> What to work on
- A) Reproduce the passage on Muslim societies word for word, starting with "Logically so, a" and going on through "all win situation.".
- B) For the passage on Muslim societies, state whether each statement agrees with it, answering yes or no and quoting the deciding words: (i) the Ottoman Empire was on its deathbed before the First World War; (ii) the passage suggests a total surrender; (iii) the gap between Muslims and the advanced societies has narrowed to a minor concern today.
-- Begin Selected text --
Logically so, a backbencher can not be a frontrunner of a civilization.

    Time has come to redeem glory over the emotion and humiliation through search of
knowledge and hard work. No way is a total surrender suggested, but a search for different
strategy to win this uneven war which will leave no victor or vanquished but an all win situation.
Before the First World War the Ottoman Empire was on deathbed. The quick disintegration
during the war sprouted many independent states as a long term strategy of the colonial victors.
Effort for consolidation by the rulers in the newly emerged states and restlessness among the
people is understandable. But asking for basic education and minimum needs like drinking
water and health care nearly a century after First World War and half a century after colonial
masters are gone is sure acceptance of the failure. Not putting the blame entirely on others but
accepting the collective failure to find a way out is seen today that can invigorate the Muslims
out of the despair and frustration. A vision with minimum agenda is possible to unhinge morass
into an impetus for marching forward. Like democracies Muslim societies with variable climate
and cultural background can moderate under local conditions. The wide gap that exists between
Muslims and the advanced societies is the single most factor of sufferings; that has reached an
alarming proportion today.
-- End Selected text --
-- Begin Supplied records --
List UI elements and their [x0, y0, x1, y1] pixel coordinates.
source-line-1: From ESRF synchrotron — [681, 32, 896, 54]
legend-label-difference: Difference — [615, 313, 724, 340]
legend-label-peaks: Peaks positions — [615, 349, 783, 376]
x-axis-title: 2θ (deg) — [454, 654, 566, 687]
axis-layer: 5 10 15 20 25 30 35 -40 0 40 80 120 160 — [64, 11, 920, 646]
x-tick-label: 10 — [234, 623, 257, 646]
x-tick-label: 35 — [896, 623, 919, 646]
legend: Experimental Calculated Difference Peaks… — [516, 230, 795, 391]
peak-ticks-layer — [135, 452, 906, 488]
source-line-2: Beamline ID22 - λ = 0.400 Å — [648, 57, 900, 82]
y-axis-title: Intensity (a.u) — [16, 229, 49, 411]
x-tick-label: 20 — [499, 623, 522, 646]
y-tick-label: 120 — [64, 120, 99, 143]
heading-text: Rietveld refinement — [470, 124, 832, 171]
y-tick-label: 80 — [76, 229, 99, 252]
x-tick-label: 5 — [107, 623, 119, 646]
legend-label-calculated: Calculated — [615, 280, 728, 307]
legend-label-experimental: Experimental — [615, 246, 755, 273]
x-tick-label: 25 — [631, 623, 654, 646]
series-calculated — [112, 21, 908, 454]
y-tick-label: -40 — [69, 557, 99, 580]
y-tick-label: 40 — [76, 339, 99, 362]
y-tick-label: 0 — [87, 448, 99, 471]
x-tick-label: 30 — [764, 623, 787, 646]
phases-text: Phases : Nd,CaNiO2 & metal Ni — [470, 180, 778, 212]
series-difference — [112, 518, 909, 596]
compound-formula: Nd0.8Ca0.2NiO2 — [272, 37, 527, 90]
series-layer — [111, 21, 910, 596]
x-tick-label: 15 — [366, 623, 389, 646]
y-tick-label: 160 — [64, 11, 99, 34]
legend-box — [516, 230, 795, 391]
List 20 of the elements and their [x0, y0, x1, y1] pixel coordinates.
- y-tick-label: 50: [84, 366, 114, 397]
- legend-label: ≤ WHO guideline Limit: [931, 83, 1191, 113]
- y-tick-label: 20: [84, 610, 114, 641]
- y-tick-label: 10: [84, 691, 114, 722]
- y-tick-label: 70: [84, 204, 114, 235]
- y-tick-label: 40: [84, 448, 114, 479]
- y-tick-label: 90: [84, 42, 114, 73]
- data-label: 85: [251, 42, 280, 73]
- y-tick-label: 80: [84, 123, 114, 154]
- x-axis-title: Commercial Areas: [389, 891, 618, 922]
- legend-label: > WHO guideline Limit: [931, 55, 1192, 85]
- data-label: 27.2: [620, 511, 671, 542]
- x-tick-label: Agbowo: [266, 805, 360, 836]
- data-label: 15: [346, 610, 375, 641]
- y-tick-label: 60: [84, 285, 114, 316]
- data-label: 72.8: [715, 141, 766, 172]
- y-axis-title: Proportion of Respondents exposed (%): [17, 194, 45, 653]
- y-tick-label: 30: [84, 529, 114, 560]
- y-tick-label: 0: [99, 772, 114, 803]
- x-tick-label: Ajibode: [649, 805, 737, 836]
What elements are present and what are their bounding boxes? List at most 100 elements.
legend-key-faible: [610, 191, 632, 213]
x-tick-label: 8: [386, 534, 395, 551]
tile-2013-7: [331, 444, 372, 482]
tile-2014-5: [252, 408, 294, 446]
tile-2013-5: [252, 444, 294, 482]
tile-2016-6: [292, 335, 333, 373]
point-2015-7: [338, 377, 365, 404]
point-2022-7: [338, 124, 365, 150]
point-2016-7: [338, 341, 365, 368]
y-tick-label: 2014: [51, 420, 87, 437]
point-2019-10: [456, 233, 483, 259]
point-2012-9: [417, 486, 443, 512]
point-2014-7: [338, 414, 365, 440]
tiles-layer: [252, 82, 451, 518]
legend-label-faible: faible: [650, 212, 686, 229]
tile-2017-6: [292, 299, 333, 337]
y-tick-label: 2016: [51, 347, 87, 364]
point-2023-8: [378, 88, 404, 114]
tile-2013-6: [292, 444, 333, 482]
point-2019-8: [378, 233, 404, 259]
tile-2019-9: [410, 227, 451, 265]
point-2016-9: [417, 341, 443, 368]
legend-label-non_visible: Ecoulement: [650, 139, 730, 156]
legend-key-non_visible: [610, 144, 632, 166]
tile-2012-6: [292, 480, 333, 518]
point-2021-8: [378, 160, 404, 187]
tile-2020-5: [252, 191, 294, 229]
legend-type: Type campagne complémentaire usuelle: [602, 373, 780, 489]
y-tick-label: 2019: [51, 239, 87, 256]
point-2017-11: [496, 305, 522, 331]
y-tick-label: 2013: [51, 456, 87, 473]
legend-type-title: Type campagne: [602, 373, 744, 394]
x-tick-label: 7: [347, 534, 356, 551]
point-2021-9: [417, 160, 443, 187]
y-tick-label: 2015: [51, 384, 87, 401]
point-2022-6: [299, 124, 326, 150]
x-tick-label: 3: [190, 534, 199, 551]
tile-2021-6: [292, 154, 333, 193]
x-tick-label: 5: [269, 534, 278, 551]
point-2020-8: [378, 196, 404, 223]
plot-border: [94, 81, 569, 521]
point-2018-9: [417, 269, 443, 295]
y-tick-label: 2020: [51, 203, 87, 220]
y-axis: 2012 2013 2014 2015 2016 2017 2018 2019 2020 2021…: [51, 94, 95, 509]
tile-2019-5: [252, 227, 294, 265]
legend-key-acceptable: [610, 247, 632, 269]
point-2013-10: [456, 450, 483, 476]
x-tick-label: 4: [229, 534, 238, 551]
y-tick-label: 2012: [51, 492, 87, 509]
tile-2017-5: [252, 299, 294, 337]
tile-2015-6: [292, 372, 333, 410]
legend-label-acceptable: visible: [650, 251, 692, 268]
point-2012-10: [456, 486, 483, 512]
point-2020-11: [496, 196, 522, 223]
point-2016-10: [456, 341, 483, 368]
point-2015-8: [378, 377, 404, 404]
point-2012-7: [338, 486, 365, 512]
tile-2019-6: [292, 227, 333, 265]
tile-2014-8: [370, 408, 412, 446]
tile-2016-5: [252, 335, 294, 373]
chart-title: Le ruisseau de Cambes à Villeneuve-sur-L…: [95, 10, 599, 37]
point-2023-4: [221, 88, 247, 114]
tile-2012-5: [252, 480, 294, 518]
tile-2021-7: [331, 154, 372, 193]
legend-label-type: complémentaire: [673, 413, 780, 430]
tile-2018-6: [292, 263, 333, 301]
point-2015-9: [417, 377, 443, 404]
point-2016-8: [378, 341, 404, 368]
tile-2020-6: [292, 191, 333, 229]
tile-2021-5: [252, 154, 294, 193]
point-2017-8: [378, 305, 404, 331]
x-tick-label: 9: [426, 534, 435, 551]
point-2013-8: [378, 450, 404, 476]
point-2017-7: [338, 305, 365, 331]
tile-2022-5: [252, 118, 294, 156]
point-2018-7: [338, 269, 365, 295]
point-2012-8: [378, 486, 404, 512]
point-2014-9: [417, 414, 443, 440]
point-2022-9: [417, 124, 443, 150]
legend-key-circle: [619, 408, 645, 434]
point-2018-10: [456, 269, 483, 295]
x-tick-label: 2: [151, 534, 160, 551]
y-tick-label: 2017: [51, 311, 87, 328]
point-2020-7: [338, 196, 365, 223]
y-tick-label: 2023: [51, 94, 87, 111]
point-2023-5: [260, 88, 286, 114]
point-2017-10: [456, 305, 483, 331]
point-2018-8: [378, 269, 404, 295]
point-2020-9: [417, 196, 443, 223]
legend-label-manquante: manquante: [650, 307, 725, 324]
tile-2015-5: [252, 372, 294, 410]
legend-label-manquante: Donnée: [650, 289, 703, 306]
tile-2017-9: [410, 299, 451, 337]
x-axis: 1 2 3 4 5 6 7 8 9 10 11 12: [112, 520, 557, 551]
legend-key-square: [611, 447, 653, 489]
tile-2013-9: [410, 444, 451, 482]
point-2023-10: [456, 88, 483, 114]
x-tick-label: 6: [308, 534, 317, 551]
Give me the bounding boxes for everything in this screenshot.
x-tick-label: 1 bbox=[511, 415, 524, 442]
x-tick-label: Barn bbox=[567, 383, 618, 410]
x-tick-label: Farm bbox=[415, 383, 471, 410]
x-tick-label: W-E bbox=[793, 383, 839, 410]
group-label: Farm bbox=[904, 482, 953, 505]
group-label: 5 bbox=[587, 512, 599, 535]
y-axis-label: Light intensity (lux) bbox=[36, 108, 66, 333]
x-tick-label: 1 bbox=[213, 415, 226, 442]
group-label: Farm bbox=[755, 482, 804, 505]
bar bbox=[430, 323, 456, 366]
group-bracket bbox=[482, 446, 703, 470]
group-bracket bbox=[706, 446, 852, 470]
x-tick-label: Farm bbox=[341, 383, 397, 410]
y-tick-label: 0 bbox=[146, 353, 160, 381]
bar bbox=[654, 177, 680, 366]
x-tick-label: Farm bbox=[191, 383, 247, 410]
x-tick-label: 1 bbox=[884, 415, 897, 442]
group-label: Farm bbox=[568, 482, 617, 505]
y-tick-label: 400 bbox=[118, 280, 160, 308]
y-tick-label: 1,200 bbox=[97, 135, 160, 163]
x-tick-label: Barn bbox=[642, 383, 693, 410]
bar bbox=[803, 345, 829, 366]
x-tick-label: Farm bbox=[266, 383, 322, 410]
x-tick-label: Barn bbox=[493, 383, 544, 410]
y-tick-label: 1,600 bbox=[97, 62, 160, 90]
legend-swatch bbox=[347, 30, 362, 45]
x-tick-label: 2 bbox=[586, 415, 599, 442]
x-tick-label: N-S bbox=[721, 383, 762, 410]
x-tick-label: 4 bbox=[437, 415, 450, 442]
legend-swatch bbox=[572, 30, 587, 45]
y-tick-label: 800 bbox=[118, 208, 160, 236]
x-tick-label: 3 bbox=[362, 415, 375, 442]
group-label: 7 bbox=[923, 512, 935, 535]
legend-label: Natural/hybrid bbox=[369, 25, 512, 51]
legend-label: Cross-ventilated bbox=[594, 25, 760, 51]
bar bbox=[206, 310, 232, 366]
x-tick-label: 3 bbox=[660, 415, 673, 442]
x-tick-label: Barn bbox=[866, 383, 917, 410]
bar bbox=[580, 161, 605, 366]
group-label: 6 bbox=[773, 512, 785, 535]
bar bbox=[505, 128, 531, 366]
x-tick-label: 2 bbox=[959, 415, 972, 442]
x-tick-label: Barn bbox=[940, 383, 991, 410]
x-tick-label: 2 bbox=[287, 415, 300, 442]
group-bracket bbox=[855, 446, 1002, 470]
-- End Supplied records --
> Answers to the exercise
- A)
Logically so, a backbencher can not be a frontrunner of a civilization.

    Time has come to redeem glory over the emotion and humiliation through search of
knowledge and hard work. No way is a total surrender suggested, but a search for different
strategy to win this uneven war which will leave no victor or vanquished but an all win situation.

- B)
(i) Yes: "Before the First World War the Ottoman Empire was on deathbed."
(ii) No: "No way is a total surrender suggested"
(iii) No: "that has reached an alarming proportion today."